» **Task prompt**
Working through the lines below, return each one that holds "allein".

──────── Records for this task

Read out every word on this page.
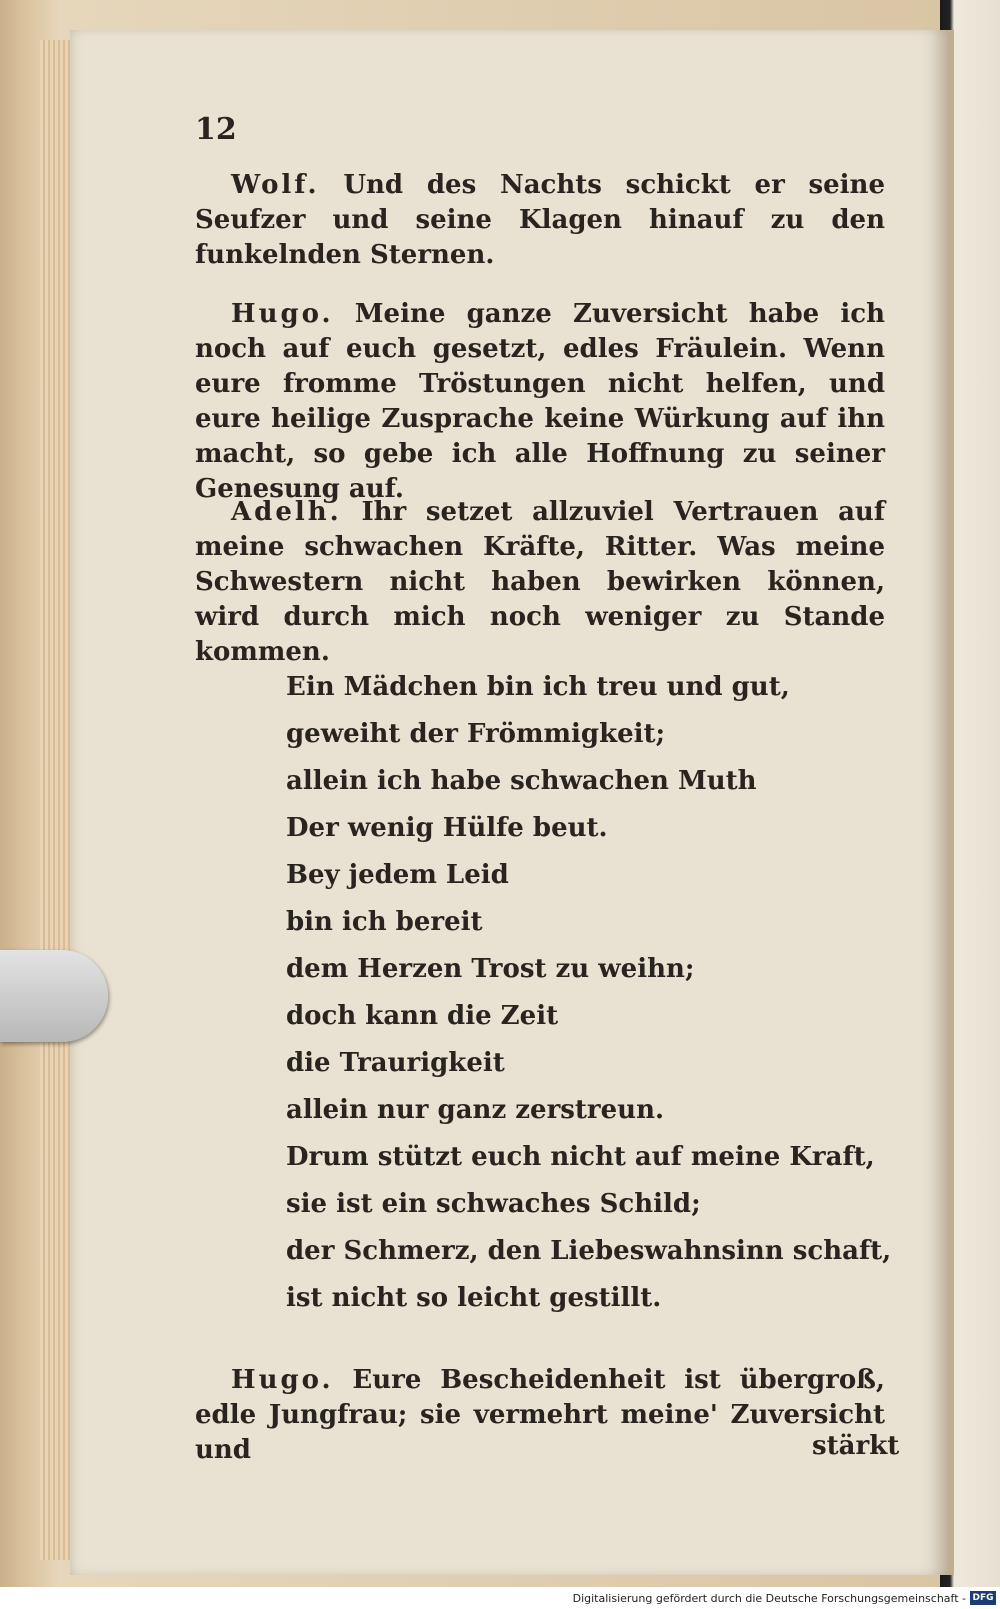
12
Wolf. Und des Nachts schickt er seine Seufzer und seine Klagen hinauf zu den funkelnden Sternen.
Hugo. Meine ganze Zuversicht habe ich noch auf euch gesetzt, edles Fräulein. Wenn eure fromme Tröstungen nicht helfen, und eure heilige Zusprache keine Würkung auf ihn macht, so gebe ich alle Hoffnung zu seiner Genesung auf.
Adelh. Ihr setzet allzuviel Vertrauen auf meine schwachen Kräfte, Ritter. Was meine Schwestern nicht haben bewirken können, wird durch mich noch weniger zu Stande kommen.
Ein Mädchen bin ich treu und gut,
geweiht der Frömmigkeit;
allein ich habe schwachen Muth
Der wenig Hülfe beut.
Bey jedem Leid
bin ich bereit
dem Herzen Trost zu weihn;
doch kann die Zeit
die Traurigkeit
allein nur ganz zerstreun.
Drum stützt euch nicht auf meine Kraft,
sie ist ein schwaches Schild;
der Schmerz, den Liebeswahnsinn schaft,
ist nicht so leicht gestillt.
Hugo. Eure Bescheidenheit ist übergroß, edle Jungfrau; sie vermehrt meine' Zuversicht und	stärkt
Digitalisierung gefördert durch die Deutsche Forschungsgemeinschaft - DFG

────────────────
──────── Records for this task

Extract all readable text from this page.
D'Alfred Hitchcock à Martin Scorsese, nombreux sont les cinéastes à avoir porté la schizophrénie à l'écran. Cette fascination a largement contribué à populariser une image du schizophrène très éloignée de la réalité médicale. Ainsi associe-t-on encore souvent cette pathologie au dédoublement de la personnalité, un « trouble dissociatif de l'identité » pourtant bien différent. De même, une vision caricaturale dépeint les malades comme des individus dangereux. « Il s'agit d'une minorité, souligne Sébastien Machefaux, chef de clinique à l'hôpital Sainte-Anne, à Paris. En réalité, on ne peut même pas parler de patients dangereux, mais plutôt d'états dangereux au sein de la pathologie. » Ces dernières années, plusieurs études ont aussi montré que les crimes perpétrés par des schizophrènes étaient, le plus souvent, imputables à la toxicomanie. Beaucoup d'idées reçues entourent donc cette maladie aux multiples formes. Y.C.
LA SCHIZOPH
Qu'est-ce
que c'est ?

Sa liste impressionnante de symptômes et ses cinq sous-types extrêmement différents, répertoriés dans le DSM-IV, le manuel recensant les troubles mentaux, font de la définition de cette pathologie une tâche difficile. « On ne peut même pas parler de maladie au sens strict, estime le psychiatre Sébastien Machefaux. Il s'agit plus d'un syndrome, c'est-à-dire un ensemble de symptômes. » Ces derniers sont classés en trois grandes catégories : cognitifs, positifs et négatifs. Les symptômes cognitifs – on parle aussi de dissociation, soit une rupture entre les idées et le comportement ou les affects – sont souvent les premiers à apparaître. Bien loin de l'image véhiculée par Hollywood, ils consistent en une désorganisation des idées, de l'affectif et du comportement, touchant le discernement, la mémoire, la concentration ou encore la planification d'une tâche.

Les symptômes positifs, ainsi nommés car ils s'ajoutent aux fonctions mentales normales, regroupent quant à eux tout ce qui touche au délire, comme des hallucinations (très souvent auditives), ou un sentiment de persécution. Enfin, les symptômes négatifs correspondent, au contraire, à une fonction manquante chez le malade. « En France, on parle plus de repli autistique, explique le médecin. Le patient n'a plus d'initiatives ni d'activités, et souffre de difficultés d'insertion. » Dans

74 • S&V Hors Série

────────────────

» **Answer for the task**
allein ich habe schwachen Muth
allein nur ganz zerstreun.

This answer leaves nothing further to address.